>> begin

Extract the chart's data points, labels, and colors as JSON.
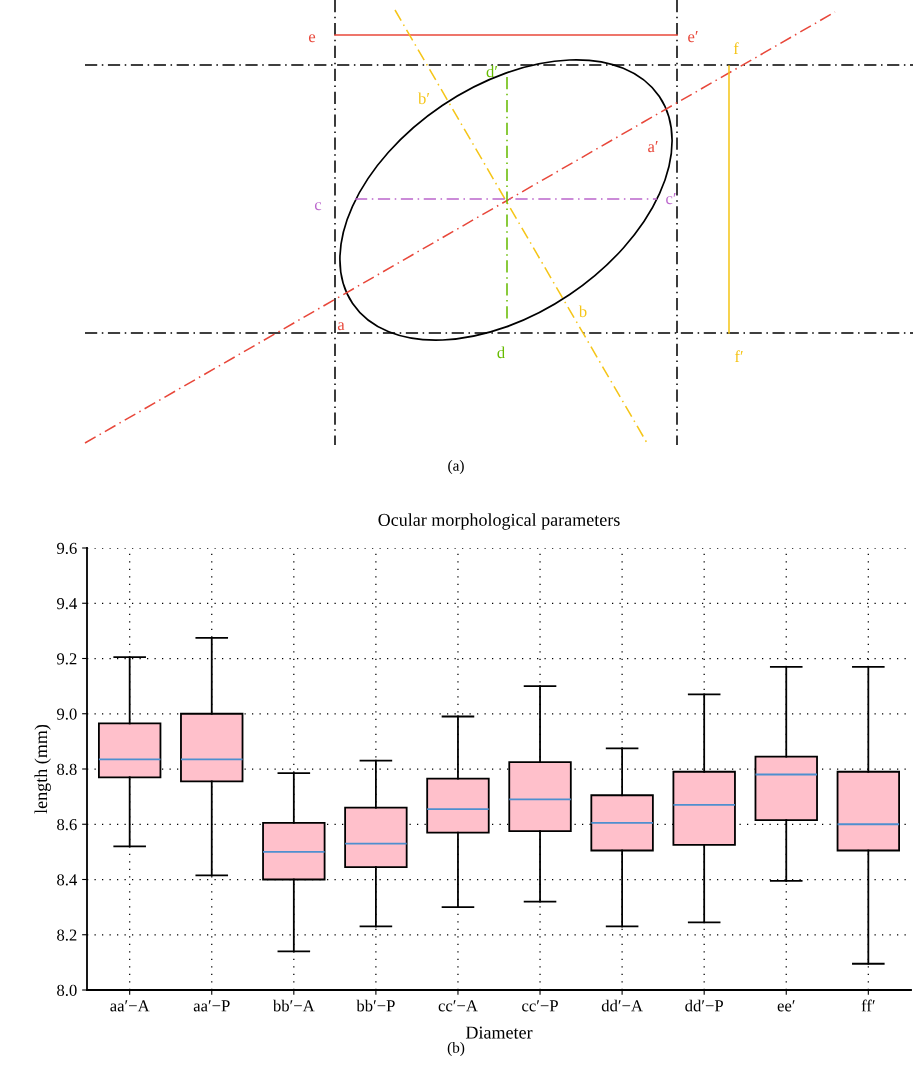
{
  "chart_data": [
    {
      "type": "other",
      "annotations": [
        "e",
        "e′",
        "f",
        "d′",
        "b′",
        "a′",
        "c",
        "c′",
        "a",
        "b",
        "d",
        "f′",
        "(a)"
      ]
    },
    {
      "type": "box",
      "title": "Ocular morphological parameters",
      "xlabel": "Diameter",
      "ylabel": "length (mm)",
      "categories": [
        "aa′−A",
        "aa′−P",
        "bb′−A",
        "bb′−P",
        "cc′−A",
        "cc′−P",
        "dd′−A",
        "dd′−P",
        "ee′",
        "ff′"
      ],
      "boxes": [
        {
          "low": 8.52,
          "q1": 8.77,
          "median": 8.835,
          "q3": 8.965,
          "high": 9.205
        },
        {
          "low": 8.415,
          "q1": 8.755,
          "median": 8.835,
          "q3": 9.0,
          "high": 9.275
        },
        {
          "low": 8.14,
          "q1": 8.4,
          "median": 8.5,
          "q3": 8.605,
          "high": 8.785
        },
        {
          "low": 8.23,
          "q1": 8.445,
          "median": 8.53,
          "q3": 8.66,
          "high": 8.83
        },
        {
          "low": 8.3,
          "q1": 8.57,
          "median": 8.655,
          "q3": 8.765,
          "high": 8.99
        },
        {
          "low": 8.32,
          "q1": 8.575,
          "median": 8.69,
          "q3": 8.825,
          "high": 9.1
        },
        {
          "low": 8.23,
          "q1": 8.505,
          "median": 8.605,
          "q3": 8.705,
          "high": 8.875
        },
        {
          "low": 8.245,
          "q1": 8.525,
          "median": 8.67,
          "q3": 8.79,
          "high": 9.07
        },
        {
          "low": 8.395,
          "q1": 8.615,
          "median": 8.78,
          "q3": 8.845,
          "high": 9.17
        },
        {
          "low": 8.095,
          "q1": 8.505,
          "median": 8.6,
          "q3": 8.79,
          "high": 9.17
        }
      ],
      "color": "#ffc0cb",
      "ylim": [
        8.0,
        9.6
      ],
      "yticks": [
        {
          "value": 8,
          "label": "8.0"
        },
        8.2,
        8.4,
        8.6,
        8.8,
        {
          "value": 9,
          "label": "9.0"
        },
        9.2,
        9.4,
        9.6
      ],
      "grid": true,
      "line_style": "dotted",
      "annotations": [
        "(b)"
      ]
    }
  ]
}
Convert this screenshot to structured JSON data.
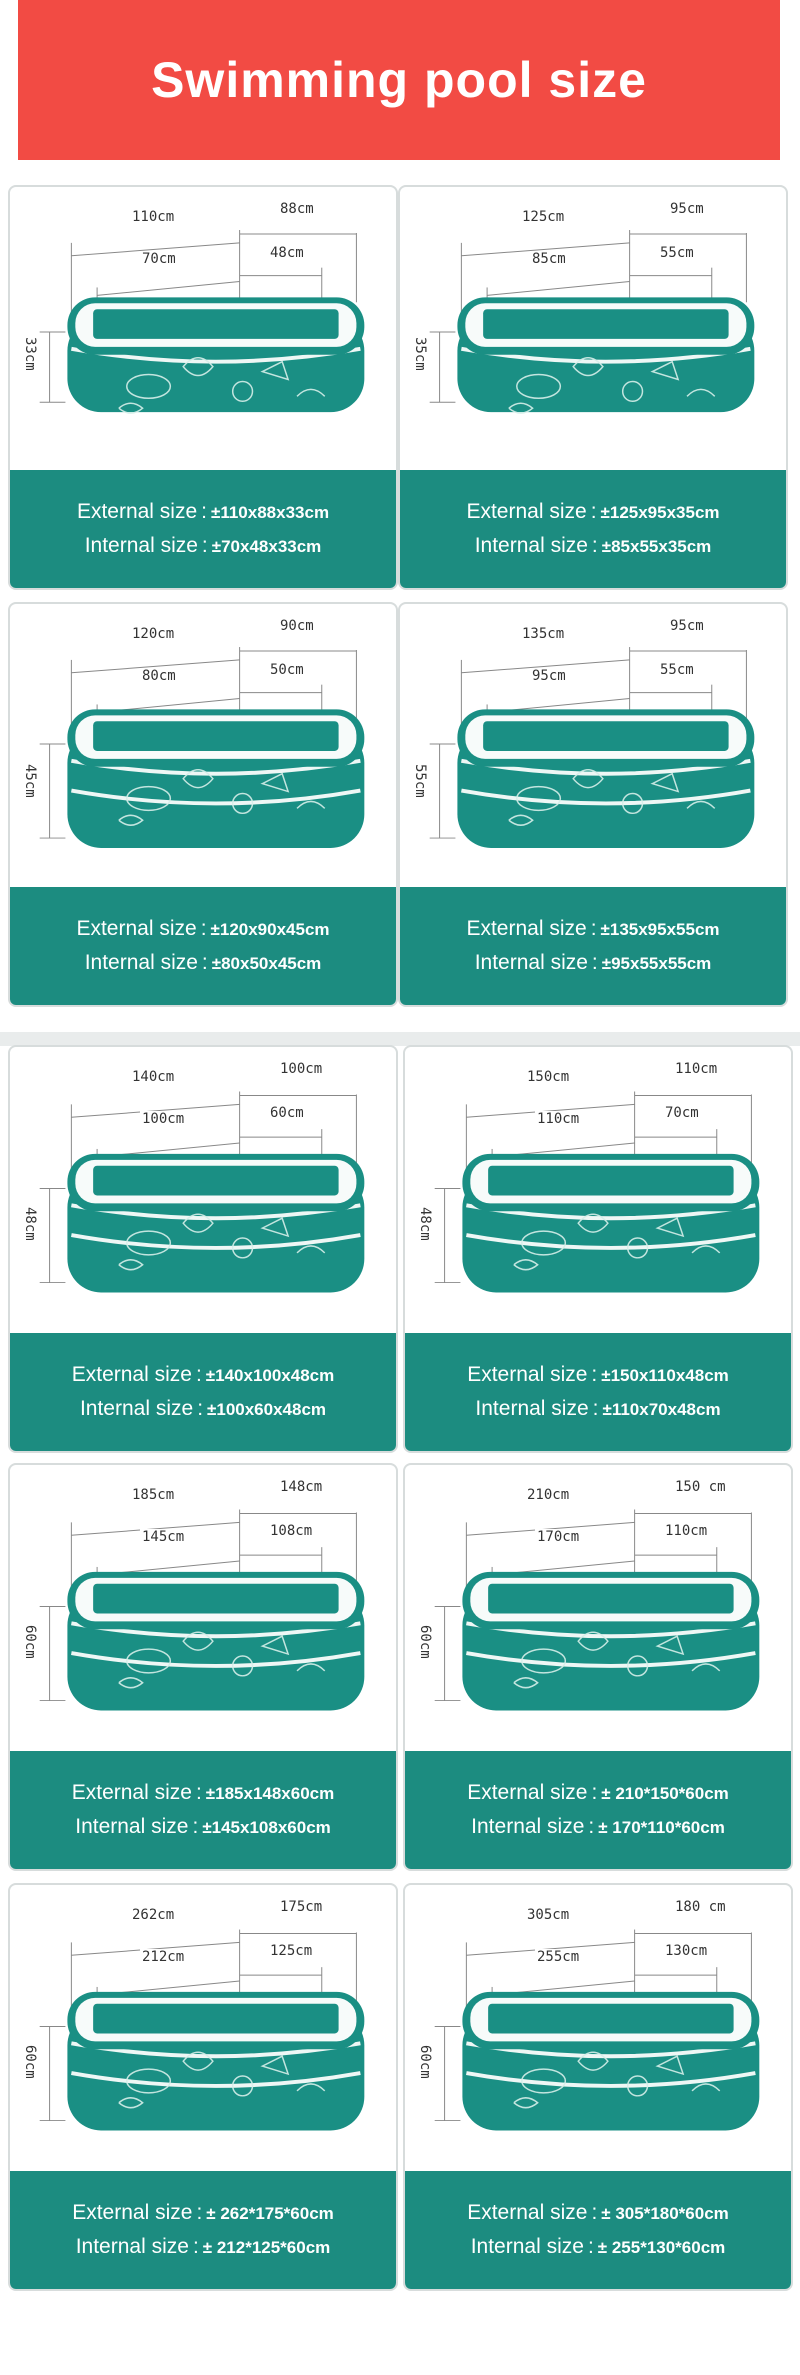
{
  "title": "Swimming pool size",
  "colors": {
    "banner": "#f24b44",
    "teal": "#1c8c80",
    "pool_water": "#1a8f84",
    "pool_white": "#f7fbfa"
  },
  "pools": [
    {
      "length": "110cm",
      "width": "88cm",
      "in_length": "70cm",
      "in_width": "48cm",
      "height": "33cm",
      "external_label": "External size",
      "internal_label": "Internal size",
      "external": "±110x88x33cm",
      "internal": "±70x48x33cm"
    },
    {
      "length": "125cm",
      "width": "95cm",
      "in_length": "85cm",
      "in_width": "55cm",
      "height": "35cm",
      "external_label": "External size",
      "internal_label": "Internal size",
      "external": "±125x95x35cm",
      "internal": "±85x55x35cm"
    },
    {
      "length": "120cm",
      "width": "90cm",
      "in_length": "80cm",
      "in_width": "50cm",
      "height": "45cm",
      "external_label": "External size",
      "internal_label": "Internal size",
      "external": "±120x90x45cm",
      "internal": "±80x50x45cm"
    },
    {
      "length": "135cm",
      "width": "95cm",
      "in_length": "95cm",
      "in_width": "55cm",
      "height": "55cm",
      "external_label": "External size",
      "internal_label": "Internal size",
      "external": "±135x95x55cm",
      "internal": "±95x55x55cm"
    },
    {
      "length": "140cm",
      "width": "100cm",
      "in_length": "100cm",
      "in_width": "60cm",
      "height": "48cm",
      "external_label": "External size",
      "internal_label": "Internal size",
      "external": "±140x100x48cm",
      "internal": "±100x60x48cm"
    },
    {
      "length": "150cm",
      "width": "110cm",
      "in_length": "110cm",
      "in_width": "70cm",
      "height": "48cm",
      "external_label": "External size",
      "internal_label": "Internal size",
      "external": "±150x110x48cm",
      "internal": "±110x70x48cm"
    },
    {
      "length": "185cm",
      "width": "148cm",
      "in_length": "145cm",
      "in_width": "108cm",
      "height": "60cm",
      "external_label": "External size",
      "internal_label": "Internal size",
      "external": "±185x148x60cm",
      "internal": "±145x108x60cm"
    },
    {
      "length": "210cm",
      "width": "150 cm",
      "in_length": "170cm",
      "in_width": "110cm",
      "height": "60cm",
      "external_label": "External size",
      "internal_label": "Internal size",
      "external": "± 210*150*60cm",
      "internal": "± 170*110*60cm"
    },
    {
      "length": "262cm",
      "width": "175cm",
      "in_length": "212cm",
      "in_width": "125cm",
      "height": "60cm",
      "external_label": "External size",
      "internal_label": "Internal size",
      "external": "± 262*175*60cm",
      "internal": "± 212*125*60cm"
    },
    {
      "length": "305cm",
      "width": "180 cm",
      "in_length": "255cm",
      "in_width": "130cm",
      "height": "60cm",
      "external_label": "External size",
      "internal_label": "Internal size",
      "external": "± 305*180*60cm",
      "internal": "± 255*130*60cm"
    }
  ]
}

>> end

◆ **WHAT TO DO**: Write out the full listing verbatim, excluding its pictures.

◆ **ANSWER FOR THE TASK**:
Extract the chart's data points, labels, and colors as JSON.
{
  "chart_data": [
    {
      "type": "other",
      "annotations": [
        "e",
        "e′",
        "f",
        "d′",
        "b′",
        "a′",
        "c",
        "c′",
        "a",
        "b",
        "d",
        "f′",
        "(a)"
      ]
    },
    {
      "type": "box",
      "title": "Ocular morphological parameters",
      "xlabel": "Diameter",
      "ylabel": "length (mm)",
      "categories": [
        "aa′−A",
        "aa′−P",
        "bb′−A",
        "bb′−P",
        "cc′−A",
        "cc′−P",
        "dd′−A",
        "dd′−P",
        "ee′",
        "ff′"
      ],
      "boxes": [
        {
          "low": 8.52,
          "q1": 8.77,
          "median": 8.835,
          "q3": 8.965,
          "high": 9.205
        },
        {
          "low": 8.415,
          "q1": 8.755,
          "median": 8.835,
          "q3": 9.0,
          "high": 9.275
        },
        {
          "low": 8.14,
          "q1": 8.4,
          "median": 8.5,
          "q3": 8.605,
          "high": 8.785
        },
        {
          "low": 8.23,
          "q1": 8.445,
          "median": 8.53,
          "q3": 8.66,
          "high": 8.83
        },
        {
          "low": 8.3,
          "q1": 8.57,
          "median": 8.655,
          "q3": 8.765,
          "high": 8.99
        },
        {
          "low": 8.32,
          "q1": 8.575,
          "median": 8.69,
          "q3": 8.825,
          "high": 9.1
        },
        {
          "low": 8.23,
          "q1": 8.505,
          "median": 8.605,
          "q3": 8.705,
          "high": 8.875
        },
        {
          "low": 8.245,
          "q1": 8.525,
          "median": 8.67,
          "q3": 8.79,
          "high": 9.07
        },
        {
          "low": 8.395,
          "q1": 8.615,
          "median": 8.78,
          "q3": 8.845,
          "high": 9.17
        },
        {
          "low": 8.095,
          "q1": 8.505,
          "median": 8.6,
          "q3": 8.79,
          "high": 9.17
        }
      ],
      "color": "#ffc0cb",
      "ylim": [
        8.0,
        9.6
      ],
      "yticks": [
        {
          "value": 8,
          "label": "8.0"
        },
        8.2,
        8.4,
        8.6,
        8.8,
        {
          "value": 9,
          "label": "9.0"
        },
        9.2,
        9.4,
        9.6
      ],
      "grid": true,
      "line_style": "dotted",
      "annotations": [
        "(b)"
      ]
    }
  ]
}
Convert this screenshot to structured JSON data.
{
  "title": "Swimming pool size",
  "colors": {
    "banner": "#f24b44",
    "teal": "#1c8c80",
    "pool_water": "#1a8f84",
    "pool_white": "#f7fbfa"
  },
  "pools": [
    {
      "length": "110cm",
      "width": "88cm",
      "in_length": "70cm",
      "in_width": "48cm",
      "height": "33cm",
      "external_label": "External size",
      "internal_label": "Internal size",
      "external": "±110x88x33cm",
      "internal": "±70x48x33cm"
    },
    {
      "length": "125cm",
      "width": "95cm",
      "in_length": "85cm",
      "in_width": "55cm",
      "height": "35cm",
      "external_label": "External size",
      "internal_label": "Internal size",
      "external": "±125x95x35cm",
      "internal": "±85x55x35cm"
    },
    {
      "length": "120cm",
      "width": "90cm",
      "in_length": "80cm",
      "in_width": "50cm",
      "height": "45cm",
      "external_label": "External size",
      "internal_label": "Internal size",
      "external": "±120x90x45cm",
      "internal": "±80x50x45cm"
    },
    {
      "length": "135cm",
      "width": "95cm",
      "in_length": "95cm",
      "in_width": "55cm",
      "height": "55cm",
      "external_label": "External size",
      "internal_label": "Internal size",
      "external": "±135x95x55cm",
      "internal": "±95x55x55cm"
    },
    {
      "length": "140cm",
      "width": "100cm",
      "in_length": "100cm",
      "in_width": "60cm",
      "height": "48cm",
      "external_label": "External size",
      "internal_label": "Internal size",
      "external": "±140x100x48cm",
      "internal": "±100x60x48cm"
    },
    {
      "length": "150cm",
      "width": "110cm",
      "in_length": "110cm",
      "in_width": "70cm",
      "height": "48cm",
      "external_label": "External size",
      "internal_label": "Internal size",
      "external": "±150x110x48cm",
      "internal": "±110x70x48cm"
    },
    {
      "length": "185cm",
      "width": "148cm",
      "in_length": "145cm",
      "in_width": "108cm",
      "height": "60cm",
      "external_label": "External size",
      "internal_label": "Internal size",
      "external": "±185x148x60cm",
      "internal": "±145x108x60cm"
    },
    {
      "length": "210cm",
      "width": "150 cm",
      "in_length": "170cm",
      "in_width": "110cm",
      "height": "60cm",
      "external_label": "External size",
      "internal_label": "Internal size",
      "external": "± 210*150*60cm",
      "internal": "± 170*110*60cm"
    },
    {
      "length": "262cm",
      "width": "175cm",
      "in_length": "212cm",
      "in_width": "125cm",
      "height": "60cm",
      "external_label": "External size",
      "internal_label": "Internal size",
      "external": "± 262*175*60cm",
      "internal": "± 212*125*60cm"
    },
    {
      "length": "305cm",
      "width": "180 cm",
      "in_length": "255cm",
      "in_width": "130cm",
      "height": "60cm",
      "external_label": "External size",
      "internal_label": "Internal size",
      "external": "± 305*180*60cm",
      "internal": "± 255*130*60cm"
    }
  ]
}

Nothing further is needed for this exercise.